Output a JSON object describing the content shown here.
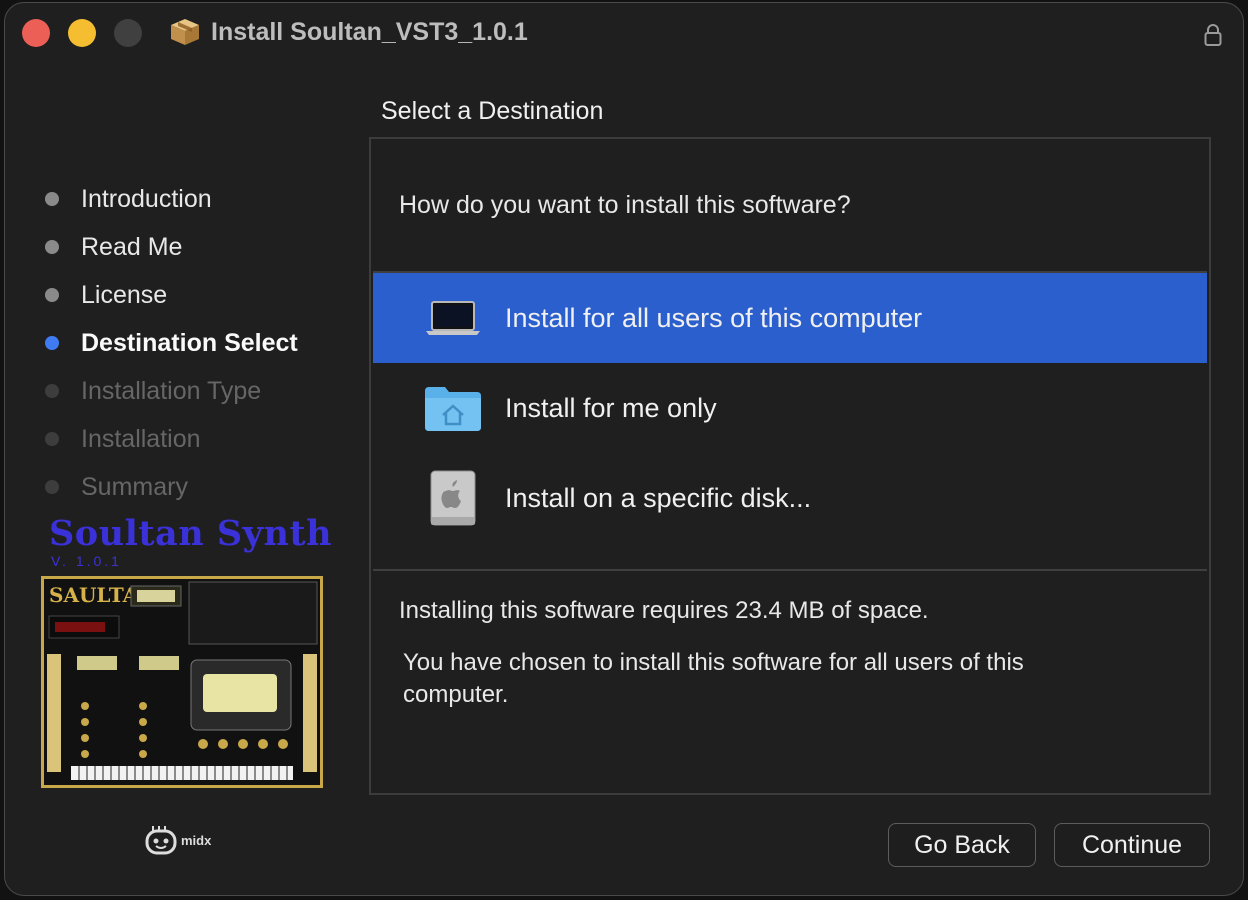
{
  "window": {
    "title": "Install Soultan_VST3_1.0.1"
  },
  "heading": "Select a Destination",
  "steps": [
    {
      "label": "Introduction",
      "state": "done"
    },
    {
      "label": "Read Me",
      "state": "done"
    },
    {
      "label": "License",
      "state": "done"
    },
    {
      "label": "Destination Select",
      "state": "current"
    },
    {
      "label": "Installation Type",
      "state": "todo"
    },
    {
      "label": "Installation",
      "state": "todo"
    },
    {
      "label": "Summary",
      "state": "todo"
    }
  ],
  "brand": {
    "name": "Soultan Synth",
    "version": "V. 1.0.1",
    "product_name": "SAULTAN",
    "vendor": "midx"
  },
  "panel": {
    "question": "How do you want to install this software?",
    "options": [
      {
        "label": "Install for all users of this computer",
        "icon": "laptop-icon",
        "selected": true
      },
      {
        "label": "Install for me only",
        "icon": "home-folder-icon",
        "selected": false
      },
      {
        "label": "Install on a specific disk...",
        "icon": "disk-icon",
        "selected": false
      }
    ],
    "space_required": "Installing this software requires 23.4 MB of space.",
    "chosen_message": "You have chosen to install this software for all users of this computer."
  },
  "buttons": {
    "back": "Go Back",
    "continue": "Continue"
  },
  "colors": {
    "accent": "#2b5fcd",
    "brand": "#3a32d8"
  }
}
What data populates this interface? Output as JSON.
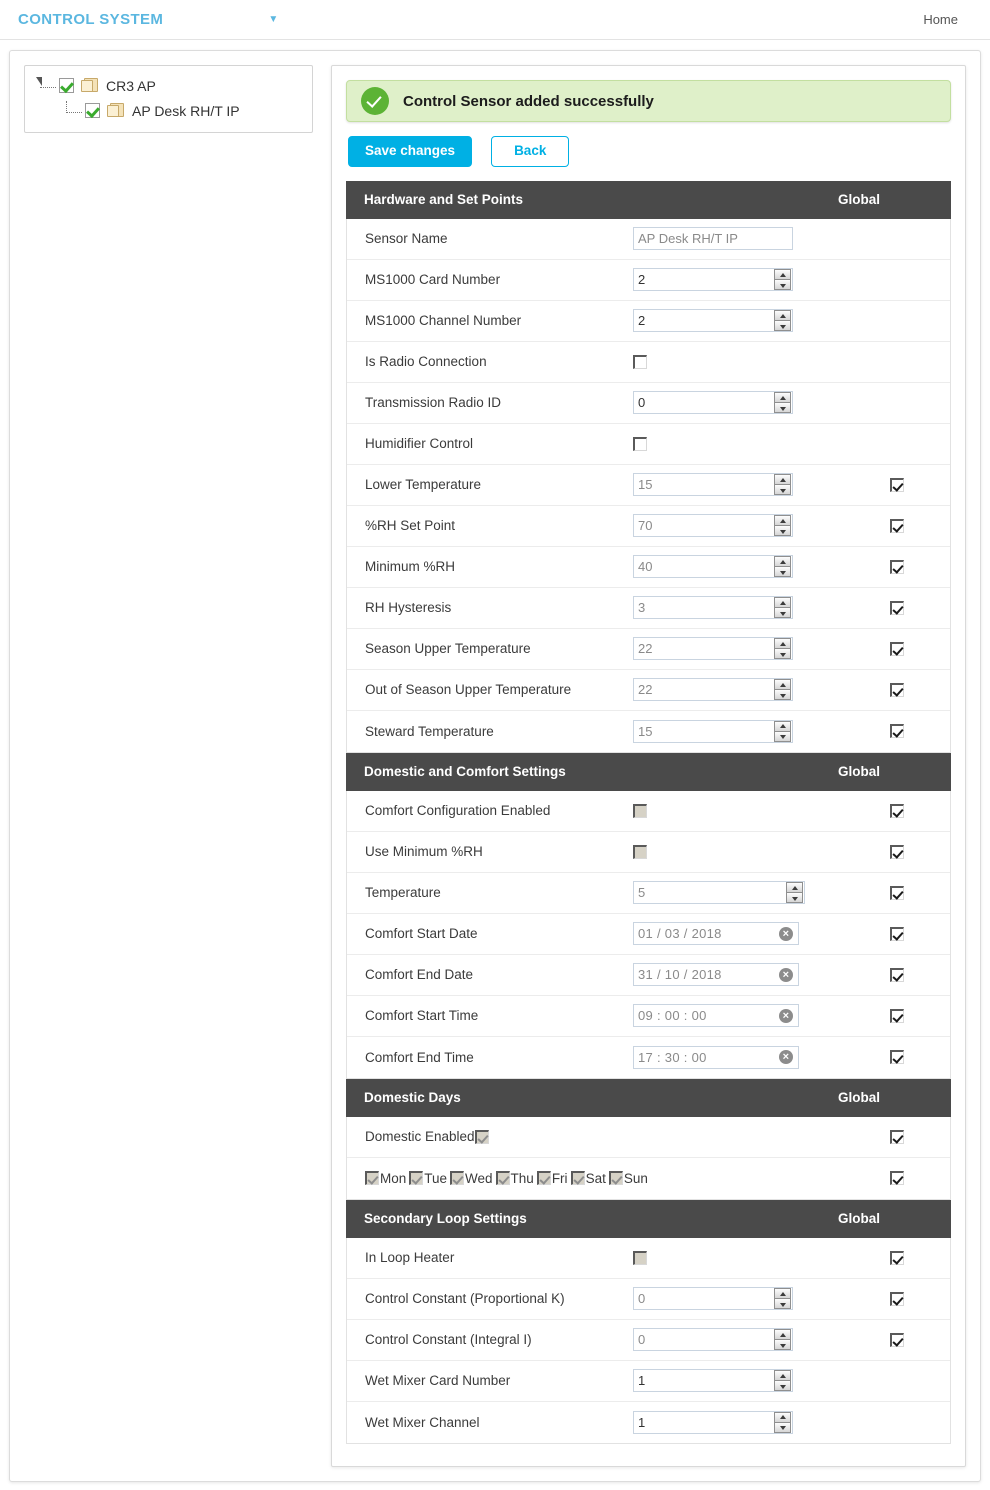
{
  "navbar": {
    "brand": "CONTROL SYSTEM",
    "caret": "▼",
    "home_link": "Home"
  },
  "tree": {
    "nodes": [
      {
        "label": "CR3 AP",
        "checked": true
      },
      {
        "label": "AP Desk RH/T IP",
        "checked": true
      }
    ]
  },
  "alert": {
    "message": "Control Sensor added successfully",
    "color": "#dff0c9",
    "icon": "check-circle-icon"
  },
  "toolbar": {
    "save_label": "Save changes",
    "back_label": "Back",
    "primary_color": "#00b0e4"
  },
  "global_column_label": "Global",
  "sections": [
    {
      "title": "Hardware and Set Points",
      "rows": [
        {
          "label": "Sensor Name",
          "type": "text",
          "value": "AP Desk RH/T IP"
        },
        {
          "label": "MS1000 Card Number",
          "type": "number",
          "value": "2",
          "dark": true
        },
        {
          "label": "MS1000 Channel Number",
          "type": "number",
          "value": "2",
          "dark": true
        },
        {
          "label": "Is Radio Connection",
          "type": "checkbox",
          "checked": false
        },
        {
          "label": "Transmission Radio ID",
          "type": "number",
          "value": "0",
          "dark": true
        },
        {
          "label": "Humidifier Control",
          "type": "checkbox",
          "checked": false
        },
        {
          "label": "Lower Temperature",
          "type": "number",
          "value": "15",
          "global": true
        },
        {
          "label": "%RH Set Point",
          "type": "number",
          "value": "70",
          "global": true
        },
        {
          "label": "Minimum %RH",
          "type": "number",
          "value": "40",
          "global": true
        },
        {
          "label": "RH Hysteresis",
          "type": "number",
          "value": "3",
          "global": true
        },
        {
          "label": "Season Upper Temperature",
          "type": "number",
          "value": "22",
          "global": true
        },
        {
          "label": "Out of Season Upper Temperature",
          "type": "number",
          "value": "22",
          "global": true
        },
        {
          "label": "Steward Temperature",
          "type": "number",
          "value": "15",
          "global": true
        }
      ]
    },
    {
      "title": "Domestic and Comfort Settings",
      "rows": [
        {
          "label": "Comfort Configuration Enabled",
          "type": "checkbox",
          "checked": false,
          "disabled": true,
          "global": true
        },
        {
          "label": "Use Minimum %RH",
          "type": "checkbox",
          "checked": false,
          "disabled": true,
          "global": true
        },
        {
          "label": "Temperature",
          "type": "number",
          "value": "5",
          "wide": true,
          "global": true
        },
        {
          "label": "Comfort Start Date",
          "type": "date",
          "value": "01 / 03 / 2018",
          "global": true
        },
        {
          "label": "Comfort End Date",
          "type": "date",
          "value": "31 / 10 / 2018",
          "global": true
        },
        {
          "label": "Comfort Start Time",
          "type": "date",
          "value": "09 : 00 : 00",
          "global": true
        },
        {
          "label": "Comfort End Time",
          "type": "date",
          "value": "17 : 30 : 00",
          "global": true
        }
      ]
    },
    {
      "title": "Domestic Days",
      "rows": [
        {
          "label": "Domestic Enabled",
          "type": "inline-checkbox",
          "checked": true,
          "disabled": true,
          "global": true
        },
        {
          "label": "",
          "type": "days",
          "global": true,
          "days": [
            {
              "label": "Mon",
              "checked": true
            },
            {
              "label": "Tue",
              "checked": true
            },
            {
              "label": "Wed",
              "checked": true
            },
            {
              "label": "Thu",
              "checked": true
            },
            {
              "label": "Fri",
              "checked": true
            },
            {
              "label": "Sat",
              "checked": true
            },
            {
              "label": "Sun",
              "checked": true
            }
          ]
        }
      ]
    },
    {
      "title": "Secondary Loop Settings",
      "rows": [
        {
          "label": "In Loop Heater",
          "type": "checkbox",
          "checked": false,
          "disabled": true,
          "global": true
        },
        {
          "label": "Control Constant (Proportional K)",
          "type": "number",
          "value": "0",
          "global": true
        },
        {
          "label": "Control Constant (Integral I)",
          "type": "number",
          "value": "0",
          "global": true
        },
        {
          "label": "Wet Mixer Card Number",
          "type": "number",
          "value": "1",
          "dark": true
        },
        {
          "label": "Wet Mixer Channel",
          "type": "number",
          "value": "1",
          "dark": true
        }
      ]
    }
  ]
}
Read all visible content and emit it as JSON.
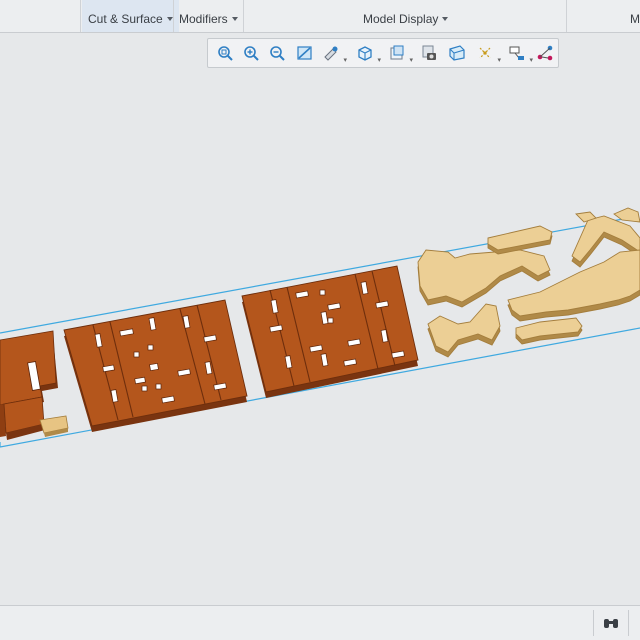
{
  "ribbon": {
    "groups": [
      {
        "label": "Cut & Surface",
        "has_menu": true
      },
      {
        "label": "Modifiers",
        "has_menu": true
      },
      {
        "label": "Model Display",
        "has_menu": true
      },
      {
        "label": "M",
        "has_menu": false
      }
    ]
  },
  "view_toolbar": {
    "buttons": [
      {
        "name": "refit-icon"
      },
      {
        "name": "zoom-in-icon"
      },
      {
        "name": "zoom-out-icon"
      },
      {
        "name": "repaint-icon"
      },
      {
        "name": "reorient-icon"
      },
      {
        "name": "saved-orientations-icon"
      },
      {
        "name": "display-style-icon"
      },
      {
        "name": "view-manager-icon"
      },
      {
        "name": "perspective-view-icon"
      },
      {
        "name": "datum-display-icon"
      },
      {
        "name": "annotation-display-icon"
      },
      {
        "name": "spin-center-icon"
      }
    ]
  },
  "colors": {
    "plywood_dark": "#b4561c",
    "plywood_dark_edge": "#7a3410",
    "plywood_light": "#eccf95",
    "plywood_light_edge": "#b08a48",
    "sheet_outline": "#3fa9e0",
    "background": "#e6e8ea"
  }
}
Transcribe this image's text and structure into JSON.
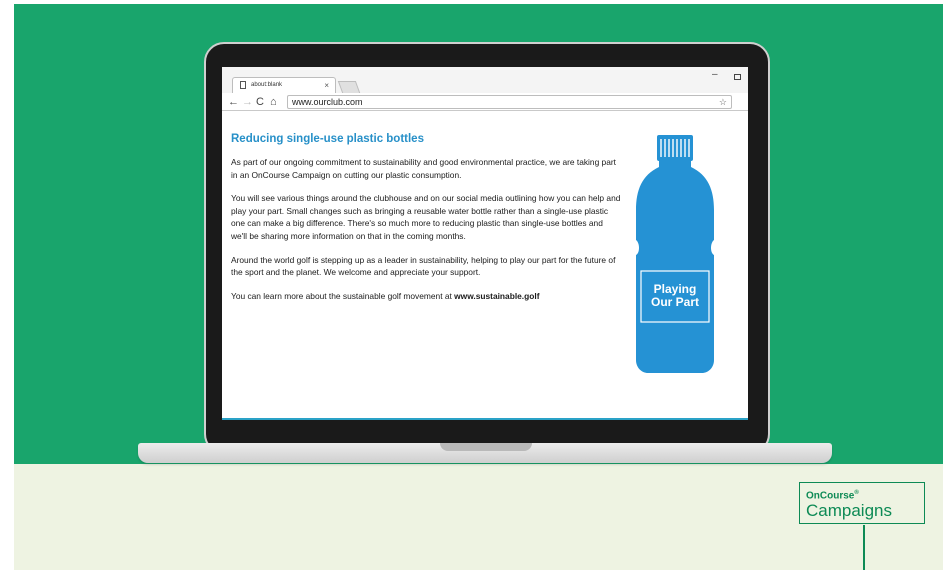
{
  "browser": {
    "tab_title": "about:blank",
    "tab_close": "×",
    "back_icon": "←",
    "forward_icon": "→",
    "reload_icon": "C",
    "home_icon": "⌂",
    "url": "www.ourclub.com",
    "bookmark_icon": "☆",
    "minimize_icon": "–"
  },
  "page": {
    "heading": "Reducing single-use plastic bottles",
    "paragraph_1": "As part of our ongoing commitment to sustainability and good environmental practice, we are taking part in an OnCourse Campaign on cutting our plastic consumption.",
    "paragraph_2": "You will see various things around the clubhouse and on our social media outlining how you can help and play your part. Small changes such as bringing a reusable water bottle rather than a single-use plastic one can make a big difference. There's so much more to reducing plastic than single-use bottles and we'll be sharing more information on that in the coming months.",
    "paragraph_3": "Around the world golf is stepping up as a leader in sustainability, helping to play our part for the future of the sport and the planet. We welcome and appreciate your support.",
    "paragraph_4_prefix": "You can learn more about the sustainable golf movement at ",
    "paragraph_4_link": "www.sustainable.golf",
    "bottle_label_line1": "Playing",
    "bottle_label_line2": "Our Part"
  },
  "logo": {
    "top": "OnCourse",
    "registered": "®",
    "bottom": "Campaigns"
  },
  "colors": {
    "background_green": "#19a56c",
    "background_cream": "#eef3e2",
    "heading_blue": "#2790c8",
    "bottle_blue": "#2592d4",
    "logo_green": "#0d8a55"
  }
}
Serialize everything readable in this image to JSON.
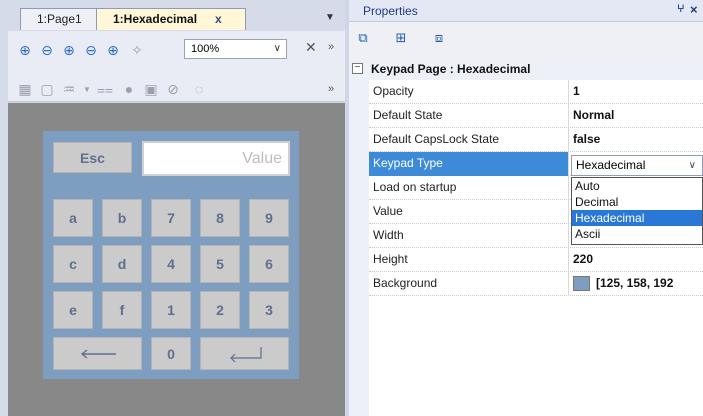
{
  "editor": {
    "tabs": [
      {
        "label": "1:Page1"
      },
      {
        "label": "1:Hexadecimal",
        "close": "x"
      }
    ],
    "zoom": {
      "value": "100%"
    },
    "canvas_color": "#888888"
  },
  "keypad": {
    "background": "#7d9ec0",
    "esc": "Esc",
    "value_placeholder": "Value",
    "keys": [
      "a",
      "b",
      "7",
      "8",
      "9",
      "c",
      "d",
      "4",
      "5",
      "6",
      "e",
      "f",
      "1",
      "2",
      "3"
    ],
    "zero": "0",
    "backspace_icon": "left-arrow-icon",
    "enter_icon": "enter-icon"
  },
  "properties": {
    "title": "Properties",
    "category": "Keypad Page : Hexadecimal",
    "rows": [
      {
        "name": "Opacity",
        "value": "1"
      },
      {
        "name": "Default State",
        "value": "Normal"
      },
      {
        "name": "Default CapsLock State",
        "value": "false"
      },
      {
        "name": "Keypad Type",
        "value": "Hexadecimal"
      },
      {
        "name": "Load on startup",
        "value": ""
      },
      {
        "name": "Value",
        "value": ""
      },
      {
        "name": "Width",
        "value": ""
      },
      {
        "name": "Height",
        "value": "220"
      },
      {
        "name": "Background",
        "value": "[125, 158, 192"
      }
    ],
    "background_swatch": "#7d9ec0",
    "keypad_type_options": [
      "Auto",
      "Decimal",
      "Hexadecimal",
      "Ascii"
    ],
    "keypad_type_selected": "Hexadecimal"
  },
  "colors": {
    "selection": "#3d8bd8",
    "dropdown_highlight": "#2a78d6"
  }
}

• EXERCISE
Find the lines containing "OnCourse" and pull them out.

• SOLVED EXERCISE
    "paragraph_1": "As part of our ongoing commitment to sustainability and good environmental practice, we are taking part in an OnCourse Campaign on cutting our plastic consumption.",
    "top": "OnCourse",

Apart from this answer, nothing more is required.